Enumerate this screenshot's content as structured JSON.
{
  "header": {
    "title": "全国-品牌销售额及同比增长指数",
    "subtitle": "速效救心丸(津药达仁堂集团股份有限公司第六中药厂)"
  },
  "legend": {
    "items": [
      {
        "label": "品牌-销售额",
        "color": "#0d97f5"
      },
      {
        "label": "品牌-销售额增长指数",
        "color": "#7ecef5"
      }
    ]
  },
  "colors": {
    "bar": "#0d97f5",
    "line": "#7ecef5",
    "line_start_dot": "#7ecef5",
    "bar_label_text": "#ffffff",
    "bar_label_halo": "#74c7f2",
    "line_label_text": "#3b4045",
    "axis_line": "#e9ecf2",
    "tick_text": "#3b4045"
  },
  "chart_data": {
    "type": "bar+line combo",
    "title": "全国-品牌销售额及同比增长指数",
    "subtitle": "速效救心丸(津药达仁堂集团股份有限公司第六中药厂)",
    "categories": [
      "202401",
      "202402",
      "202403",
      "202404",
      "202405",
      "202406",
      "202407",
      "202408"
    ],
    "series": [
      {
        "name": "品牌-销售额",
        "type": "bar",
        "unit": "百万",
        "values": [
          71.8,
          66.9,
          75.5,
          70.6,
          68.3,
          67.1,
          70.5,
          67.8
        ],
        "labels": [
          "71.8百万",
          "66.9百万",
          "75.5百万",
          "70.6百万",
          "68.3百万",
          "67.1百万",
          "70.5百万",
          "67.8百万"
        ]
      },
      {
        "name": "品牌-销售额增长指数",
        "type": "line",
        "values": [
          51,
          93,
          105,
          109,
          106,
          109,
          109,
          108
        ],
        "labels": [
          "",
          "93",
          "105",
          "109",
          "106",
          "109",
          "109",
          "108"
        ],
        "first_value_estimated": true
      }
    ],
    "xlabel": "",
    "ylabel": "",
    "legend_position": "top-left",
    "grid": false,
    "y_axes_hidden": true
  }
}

:::::

(STATED PROBLEM) Extract the complete set of records unchanged.

(RESULT OF THE EXERCISE)
Enumerate this screenshot's content as structured JSON.
{
  "header": {
    "title": "全国-品牌销售额及同比增长指数",
    "subtitle": "速效救心丸(津药达仁堂集团股份有限公司第六中药厂)"
  },
  "legend": {
    "items": [
      {
        "label": "品牌-销售额",
        "color": "#0d97f5"
      },
      {
        "label": "品牌-销售额增长指数",
        "color": "#7ecef5"
      }
    ]
  },
  "colors": {
    "bar": "#0d97f5",
    "line": "#7ecef5",
    "line_start_dot": "#7ecef5",
    "bar_label_text": "#ffffff",
    "bar_label_halo": "#74c7f2",
    "line_label_text": "#3b4045",
    "axis_line": "#e9ecf2",
    "tick_text": "#3b4045"
  },
  "chart_data": {
    "type": "bar+line combo",
    "title": "全国-品牌销售额及同比增长指数",
    "subtitle": "速效救心丸(津药达仁堂集团股份有限公司第六中药厂)",
    "categories": [
      "202401",
      "202402",
      "202403",
      "202404",
      "202405",
      "202406",
      "202407",
      "202408"
    ],
    "series": [
      {
        "name": "品牌-销售额",
        "type": "bar",
        "unit": "百万",
        "values": [
          71.8,
          66.9,
          75.5,
          70.6,
          68.3,
          67.1,
          70.5,
          67.8
        ],
        "labels": [
          "71.8百万",
          "66.9百万",
          "75.5百万",
          "70.6百万",
          "68.3百万",
          "67.1百万",
          "70.5百万",
          "67.8百万"
        ]
      },
      {
        "name": "品牌-销售额增长指数",
        "type": "line",
        "values": [
          51,
          93,
          105,
          109,
          106,
          109,
          109,
          108
        ],
        "labels": [
          "",
          "93",
          "105",
          "109",
          "106",
          "109",
          "109",
          "108"
        ],
        "first_value_estimated": true
      }
    ],
    "xlabel": "",
    "ylabel": "",
    "legend_position": "top-left",
    "grid": false,
    "y_axes_hidden": true
  }
}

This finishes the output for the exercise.